**DIRECTIONS FOR THIS TASK:** Collect all lines from the records below that include the word "Slopes".

**RECORD EXTRACTS:**
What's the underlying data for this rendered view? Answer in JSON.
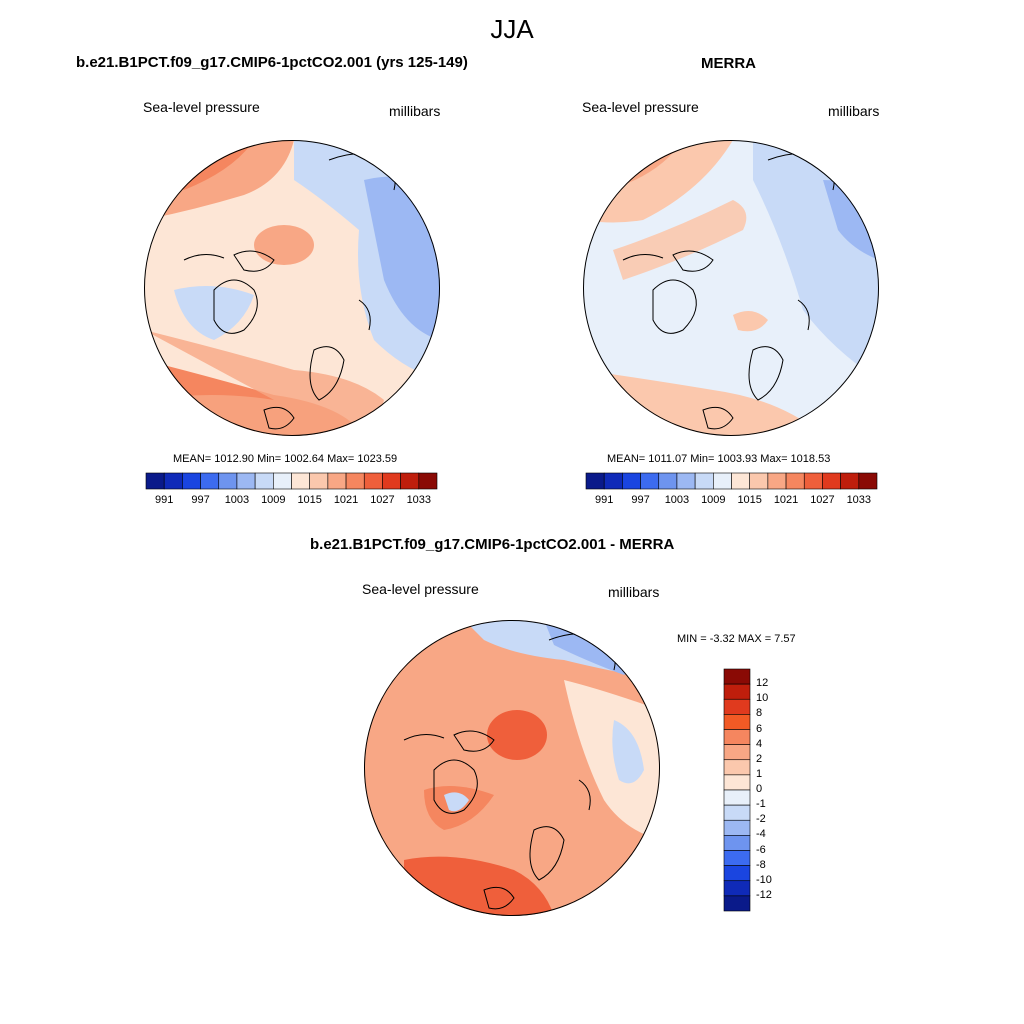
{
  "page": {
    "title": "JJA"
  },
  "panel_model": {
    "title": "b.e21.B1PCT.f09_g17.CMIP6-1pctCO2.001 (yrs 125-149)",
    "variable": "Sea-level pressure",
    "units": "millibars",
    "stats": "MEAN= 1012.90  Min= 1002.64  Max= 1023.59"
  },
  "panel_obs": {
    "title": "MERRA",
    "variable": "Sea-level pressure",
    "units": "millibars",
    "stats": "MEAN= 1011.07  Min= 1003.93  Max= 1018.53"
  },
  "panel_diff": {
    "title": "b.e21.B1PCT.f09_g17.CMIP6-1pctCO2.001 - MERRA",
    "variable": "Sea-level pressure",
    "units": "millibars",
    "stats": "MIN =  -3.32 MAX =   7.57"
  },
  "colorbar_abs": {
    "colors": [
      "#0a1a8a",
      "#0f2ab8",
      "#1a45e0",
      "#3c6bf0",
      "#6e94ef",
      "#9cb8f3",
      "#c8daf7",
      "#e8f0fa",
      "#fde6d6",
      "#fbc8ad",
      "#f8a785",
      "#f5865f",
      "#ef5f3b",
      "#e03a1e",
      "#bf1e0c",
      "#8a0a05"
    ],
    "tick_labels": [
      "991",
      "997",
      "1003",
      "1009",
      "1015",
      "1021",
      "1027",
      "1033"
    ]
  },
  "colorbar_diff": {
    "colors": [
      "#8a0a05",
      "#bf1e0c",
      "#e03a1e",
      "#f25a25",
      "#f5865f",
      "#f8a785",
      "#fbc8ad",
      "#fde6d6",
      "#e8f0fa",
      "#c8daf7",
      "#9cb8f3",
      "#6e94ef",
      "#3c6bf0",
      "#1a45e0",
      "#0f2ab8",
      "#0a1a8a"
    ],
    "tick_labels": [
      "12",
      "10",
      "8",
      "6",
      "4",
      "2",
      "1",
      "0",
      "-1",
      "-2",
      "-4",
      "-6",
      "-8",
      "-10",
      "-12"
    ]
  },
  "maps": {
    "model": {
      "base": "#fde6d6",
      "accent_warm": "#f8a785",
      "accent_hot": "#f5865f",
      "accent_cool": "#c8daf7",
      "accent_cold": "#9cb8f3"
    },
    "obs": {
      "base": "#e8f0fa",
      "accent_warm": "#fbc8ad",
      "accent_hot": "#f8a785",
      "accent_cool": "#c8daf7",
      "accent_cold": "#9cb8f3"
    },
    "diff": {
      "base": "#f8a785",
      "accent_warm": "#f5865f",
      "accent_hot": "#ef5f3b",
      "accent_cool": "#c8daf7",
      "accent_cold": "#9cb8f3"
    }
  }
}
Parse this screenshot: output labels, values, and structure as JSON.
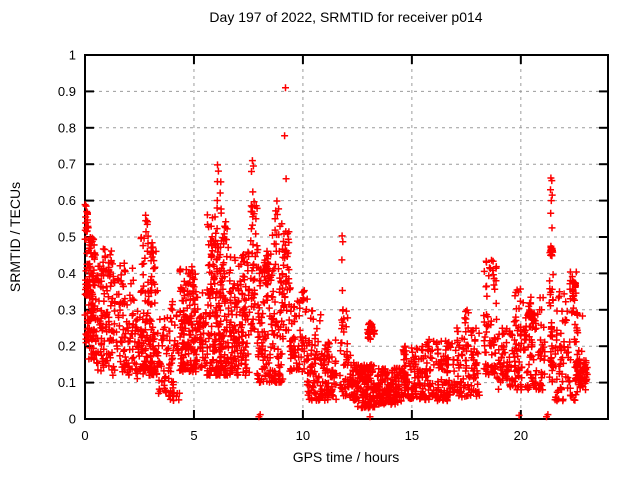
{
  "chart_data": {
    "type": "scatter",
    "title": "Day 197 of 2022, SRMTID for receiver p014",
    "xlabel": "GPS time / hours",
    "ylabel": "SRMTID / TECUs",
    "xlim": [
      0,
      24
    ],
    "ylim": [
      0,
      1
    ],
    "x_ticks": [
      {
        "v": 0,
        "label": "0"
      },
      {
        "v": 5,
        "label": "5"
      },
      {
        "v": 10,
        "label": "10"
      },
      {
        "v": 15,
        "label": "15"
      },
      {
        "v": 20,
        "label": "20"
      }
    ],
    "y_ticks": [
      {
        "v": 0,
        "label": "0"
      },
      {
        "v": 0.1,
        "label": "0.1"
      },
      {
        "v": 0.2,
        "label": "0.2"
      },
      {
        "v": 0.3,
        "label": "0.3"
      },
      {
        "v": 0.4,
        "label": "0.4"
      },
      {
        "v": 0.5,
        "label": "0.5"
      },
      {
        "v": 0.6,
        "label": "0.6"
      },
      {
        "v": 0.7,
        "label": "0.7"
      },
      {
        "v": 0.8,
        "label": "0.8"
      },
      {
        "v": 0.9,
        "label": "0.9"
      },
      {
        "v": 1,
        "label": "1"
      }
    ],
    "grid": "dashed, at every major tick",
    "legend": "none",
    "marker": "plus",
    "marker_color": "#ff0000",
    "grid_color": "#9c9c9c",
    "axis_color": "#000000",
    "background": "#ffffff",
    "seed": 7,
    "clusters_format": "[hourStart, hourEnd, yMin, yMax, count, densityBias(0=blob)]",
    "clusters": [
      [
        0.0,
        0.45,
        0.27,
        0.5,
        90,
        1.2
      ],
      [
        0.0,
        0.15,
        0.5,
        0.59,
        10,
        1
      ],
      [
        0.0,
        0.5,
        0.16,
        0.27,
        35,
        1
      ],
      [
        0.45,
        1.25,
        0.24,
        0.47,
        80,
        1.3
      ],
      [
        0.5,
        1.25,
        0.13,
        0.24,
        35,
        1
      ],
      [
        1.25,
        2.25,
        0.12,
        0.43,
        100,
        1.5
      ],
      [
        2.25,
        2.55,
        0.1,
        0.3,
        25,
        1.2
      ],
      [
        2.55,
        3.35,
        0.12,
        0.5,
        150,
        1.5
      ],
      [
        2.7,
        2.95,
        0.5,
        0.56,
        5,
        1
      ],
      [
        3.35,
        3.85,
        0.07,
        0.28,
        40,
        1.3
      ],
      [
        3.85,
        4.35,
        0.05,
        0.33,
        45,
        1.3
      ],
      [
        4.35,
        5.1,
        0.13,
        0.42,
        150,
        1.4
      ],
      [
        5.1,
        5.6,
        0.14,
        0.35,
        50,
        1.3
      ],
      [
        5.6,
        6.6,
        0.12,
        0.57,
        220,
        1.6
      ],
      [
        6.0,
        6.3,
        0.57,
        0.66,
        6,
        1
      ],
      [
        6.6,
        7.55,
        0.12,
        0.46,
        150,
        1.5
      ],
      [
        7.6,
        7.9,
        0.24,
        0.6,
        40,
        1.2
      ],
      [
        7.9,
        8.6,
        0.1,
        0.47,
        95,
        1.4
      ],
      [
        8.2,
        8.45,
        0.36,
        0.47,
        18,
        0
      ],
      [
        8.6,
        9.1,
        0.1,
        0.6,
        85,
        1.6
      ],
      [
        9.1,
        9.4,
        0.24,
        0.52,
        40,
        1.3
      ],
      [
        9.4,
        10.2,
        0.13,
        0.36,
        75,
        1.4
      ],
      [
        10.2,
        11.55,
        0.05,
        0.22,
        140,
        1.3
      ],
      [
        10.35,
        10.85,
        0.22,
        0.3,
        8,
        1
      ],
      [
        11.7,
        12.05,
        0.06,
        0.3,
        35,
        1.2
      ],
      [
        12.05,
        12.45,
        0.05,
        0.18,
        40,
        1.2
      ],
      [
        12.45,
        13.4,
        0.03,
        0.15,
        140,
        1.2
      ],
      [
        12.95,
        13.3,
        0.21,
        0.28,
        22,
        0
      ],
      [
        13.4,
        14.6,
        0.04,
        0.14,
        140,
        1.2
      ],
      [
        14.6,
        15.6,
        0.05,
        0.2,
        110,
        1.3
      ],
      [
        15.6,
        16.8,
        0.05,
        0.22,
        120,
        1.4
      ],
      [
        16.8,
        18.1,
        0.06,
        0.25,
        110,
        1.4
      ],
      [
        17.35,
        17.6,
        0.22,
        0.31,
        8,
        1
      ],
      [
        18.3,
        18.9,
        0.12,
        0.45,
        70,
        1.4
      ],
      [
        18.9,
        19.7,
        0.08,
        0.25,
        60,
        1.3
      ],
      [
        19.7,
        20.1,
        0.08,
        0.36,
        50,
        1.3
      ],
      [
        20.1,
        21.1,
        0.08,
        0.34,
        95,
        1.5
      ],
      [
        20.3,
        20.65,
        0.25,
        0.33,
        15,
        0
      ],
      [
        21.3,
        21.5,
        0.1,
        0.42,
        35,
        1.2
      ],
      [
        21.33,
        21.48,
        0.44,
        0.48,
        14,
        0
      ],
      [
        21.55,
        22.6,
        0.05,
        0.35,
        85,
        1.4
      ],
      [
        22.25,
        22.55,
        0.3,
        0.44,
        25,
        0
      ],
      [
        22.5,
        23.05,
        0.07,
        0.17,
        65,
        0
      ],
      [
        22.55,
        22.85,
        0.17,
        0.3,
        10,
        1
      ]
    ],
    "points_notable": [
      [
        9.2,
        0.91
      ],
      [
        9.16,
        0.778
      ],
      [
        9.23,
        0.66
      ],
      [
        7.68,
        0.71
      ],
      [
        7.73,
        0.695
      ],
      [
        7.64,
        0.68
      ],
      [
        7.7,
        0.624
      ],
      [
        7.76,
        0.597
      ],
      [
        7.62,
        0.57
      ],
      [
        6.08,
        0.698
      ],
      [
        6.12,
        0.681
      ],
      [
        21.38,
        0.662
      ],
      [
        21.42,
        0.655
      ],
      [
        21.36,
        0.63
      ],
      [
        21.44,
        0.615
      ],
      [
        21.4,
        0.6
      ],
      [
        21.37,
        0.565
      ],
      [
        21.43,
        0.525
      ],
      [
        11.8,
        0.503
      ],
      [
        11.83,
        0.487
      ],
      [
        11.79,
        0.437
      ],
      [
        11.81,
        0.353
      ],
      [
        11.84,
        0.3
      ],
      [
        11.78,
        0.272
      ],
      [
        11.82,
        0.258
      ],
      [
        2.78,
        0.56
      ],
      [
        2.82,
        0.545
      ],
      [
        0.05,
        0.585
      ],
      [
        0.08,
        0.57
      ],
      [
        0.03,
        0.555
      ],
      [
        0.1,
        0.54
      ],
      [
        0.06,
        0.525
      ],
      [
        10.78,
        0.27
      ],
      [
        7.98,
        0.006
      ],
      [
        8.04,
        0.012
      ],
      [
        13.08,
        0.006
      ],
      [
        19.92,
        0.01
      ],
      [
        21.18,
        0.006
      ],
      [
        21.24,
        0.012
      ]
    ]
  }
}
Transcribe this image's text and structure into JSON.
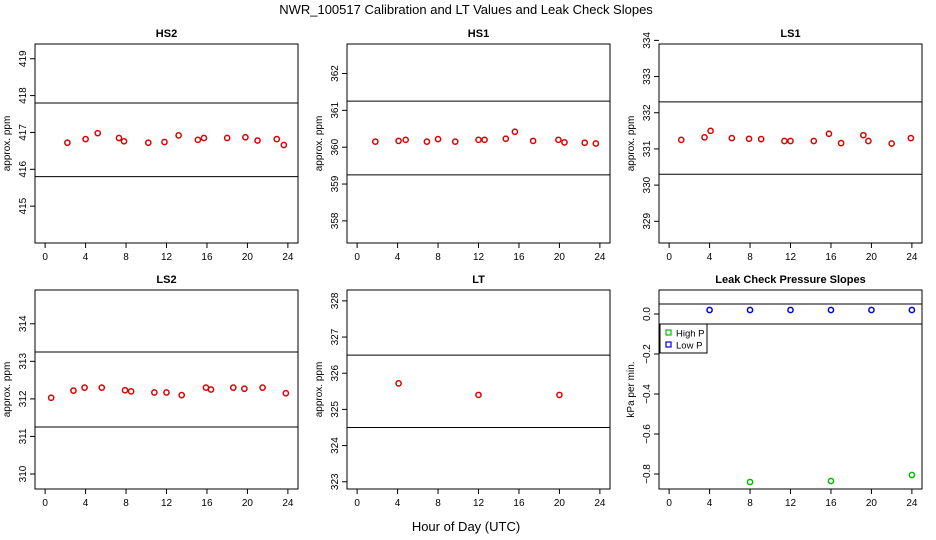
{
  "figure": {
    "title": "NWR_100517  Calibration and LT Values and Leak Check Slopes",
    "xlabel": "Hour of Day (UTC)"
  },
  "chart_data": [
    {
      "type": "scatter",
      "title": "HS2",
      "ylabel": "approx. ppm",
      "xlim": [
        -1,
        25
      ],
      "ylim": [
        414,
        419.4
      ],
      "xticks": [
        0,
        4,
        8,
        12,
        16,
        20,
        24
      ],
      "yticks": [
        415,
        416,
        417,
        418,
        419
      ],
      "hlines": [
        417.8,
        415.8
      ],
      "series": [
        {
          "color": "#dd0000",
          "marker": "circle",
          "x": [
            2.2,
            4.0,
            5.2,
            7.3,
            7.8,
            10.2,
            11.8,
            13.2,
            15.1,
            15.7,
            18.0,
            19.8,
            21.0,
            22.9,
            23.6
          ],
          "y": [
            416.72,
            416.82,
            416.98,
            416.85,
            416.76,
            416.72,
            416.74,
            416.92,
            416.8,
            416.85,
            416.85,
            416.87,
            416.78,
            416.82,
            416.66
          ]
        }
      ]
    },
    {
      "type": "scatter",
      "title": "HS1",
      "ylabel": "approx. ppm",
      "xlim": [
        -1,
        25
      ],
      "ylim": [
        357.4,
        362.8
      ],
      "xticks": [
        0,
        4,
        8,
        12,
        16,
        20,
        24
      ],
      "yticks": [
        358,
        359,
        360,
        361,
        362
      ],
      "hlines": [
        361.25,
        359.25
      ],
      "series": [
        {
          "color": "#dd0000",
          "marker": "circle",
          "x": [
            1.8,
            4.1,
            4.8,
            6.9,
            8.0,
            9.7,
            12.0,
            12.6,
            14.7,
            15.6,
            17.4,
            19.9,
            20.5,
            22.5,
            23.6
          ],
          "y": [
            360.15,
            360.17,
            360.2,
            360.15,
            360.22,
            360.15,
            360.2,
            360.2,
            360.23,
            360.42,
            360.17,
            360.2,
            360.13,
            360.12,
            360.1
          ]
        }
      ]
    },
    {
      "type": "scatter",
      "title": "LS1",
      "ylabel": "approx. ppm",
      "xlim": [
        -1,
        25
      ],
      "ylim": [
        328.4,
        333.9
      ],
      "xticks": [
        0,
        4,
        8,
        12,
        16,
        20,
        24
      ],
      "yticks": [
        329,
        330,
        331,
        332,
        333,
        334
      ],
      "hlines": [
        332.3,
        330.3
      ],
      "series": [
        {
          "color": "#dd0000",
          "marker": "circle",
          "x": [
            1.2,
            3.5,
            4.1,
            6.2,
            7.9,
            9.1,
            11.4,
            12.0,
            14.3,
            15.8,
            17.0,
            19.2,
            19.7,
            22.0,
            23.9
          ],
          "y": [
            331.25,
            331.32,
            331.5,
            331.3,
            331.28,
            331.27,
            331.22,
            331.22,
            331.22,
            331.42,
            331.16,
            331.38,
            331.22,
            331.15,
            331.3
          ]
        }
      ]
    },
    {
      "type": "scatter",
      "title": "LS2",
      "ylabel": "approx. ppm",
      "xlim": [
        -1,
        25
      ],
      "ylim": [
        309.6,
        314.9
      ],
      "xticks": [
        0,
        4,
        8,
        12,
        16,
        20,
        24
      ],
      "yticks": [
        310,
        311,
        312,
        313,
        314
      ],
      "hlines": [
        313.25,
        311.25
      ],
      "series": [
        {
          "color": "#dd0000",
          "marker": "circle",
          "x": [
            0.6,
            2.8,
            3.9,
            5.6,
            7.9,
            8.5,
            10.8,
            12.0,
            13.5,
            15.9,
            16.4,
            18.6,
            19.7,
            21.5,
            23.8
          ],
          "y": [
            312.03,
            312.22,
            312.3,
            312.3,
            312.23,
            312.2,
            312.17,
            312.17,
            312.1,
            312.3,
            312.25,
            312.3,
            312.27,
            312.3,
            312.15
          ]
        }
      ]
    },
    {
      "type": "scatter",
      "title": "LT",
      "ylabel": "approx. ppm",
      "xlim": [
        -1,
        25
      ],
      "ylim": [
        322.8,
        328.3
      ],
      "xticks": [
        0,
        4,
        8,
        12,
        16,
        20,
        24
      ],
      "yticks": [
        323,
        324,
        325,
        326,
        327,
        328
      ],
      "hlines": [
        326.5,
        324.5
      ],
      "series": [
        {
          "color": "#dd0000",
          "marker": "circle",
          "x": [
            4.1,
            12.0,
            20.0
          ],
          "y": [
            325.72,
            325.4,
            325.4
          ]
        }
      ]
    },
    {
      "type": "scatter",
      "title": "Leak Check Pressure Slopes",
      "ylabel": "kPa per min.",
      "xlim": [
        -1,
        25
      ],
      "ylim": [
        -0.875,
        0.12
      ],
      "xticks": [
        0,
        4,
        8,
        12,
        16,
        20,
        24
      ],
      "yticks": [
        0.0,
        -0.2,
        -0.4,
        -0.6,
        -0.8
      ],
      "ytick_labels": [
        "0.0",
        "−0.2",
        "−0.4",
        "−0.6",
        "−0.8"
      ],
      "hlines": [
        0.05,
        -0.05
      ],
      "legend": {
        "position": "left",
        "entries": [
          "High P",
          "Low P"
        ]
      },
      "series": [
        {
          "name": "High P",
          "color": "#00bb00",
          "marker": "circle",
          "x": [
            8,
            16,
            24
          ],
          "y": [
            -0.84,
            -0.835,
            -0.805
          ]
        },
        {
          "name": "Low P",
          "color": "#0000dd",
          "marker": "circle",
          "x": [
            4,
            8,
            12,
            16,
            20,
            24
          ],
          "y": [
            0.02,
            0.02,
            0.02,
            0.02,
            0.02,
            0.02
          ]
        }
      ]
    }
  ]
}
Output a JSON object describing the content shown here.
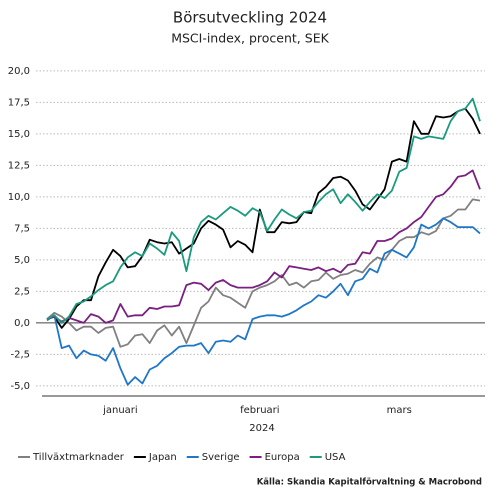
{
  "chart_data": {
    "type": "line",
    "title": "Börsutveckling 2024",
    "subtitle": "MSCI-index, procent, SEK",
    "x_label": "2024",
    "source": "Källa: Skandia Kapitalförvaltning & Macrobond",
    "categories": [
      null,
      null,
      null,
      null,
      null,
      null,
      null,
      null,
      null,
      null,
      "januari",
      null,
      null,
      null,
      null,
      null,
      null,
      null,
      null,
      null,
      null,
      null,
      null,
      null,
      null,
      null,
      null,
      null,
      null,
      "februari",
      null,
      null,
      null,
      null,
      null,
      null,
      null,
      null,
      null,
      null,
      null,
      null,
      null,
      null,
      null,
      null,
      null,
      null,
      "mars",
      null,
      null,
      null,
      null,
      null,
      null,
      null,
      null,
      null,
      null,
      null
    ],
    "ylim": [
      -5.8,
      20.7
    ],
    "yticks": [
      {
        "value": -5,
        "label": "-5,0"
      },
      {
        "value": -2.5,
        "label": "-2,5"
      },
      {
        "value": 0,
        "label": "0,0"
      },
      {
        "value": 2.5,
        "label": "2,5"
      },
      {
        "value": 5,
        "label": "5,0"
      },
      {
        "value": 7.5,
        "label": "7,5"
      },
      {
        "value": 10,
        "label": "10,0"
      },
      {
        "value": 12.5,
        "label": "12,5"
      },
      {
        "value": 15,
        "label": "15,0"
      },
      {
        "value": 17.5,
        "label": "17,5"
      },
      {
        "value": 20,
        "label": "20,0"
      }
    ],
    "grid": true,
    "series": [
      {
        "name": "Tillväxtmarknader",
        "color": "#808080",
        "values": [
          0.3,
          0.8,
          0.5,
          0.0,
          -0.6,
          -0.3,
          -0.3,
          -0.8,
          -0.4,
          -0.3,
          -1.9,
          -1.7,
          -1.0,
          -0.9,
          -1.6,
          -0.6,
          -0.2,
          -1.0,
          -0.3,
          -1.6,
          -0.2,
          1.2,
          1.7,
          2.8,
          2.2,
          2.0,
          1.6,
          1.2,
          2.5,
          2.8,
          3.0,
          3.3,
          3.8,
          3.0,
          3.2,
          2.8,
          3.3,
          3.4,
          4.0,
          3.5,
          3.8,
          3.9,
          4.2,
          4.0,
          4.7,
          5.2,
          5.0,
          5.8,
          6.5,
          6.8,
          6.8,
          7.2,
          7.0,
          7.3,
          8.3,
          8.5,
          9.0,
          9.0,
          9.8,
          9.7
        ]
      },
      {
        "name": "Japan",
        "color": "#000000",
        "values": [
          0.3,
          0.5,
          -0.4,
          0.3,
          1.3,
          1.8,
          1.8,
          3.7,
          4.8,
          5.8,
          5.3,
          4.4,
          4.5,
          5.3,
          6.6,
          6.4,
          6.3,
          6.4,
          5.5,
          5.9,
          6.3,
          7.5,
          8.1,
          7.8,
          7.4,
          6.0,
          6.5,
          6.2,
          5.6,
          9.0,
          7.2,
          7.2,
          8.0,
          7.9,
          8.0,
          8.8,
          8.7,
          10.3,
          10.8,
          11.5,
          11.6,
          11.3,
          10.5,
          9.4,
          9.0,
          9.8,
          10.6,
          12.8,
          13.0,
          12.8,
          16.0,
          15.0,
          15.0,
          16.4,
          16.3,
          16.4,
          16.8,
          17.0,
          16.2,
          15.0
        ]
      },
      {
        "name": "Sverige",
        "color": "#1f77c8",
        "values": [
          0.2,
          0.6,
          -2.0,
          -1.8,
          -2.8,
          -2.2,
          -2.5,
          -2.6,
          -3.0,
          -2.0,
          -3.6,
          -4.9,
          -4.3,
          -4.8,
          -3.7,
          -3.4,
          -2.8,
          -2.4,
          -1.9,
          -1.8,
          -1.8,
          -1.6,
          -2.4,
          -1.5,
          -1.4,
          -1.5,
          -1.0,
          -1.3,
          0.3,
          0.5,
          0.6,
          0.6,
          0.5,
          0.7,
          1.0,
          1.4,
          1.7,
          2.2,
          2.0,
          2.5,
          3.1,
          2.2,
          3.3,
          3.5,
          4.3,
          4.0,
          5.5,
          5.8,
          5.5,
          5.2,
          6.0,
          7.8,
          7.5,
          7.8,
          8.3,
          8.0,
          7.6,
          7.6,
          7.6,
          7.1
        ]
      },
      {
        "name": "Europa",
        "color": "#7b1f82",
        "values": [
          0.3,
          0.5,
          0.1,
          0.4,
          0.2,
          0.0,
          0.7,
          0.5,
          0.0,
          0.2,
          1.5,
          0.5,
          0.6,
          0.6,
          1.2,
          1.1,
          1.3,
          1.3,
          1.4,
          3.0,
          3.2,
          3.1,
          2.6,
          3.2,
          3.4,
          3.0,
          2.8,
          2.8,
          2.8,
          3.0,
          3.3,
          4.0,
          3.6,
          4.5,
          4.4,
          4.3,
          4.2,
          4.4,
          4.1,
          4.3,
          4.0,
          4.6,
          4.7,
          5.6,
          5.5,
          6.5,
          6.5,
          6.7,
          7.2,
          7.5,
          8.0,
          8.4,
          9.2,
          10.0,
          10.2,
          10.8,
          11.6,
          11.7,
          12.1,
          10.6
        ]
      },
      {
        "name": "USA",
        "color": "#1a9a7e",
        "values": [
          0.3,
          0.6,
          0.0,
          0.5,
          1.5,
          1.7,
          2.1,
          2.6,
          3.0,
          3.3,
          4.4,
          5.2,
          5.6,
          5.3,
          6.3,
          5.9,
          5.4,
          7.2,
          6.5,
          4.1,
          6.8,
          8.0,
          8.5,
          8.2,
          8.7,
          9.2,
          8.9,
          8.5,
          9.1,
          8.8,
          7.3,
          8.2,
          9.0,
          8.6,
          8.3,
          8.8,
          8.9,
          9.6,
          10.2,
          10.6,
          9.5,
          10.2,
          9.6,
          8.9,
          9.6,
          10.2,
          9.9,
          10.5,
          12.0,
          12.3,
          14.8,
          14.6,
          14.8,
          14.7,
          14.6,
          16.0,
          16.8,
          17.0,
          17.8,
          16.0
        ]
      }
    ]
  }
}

**WORKED ANSWER:**
    "title": "NWR_100517  Calibration and LT Values and Leak Check Slopes",
      "title": "Leak Check Pressure Slopes",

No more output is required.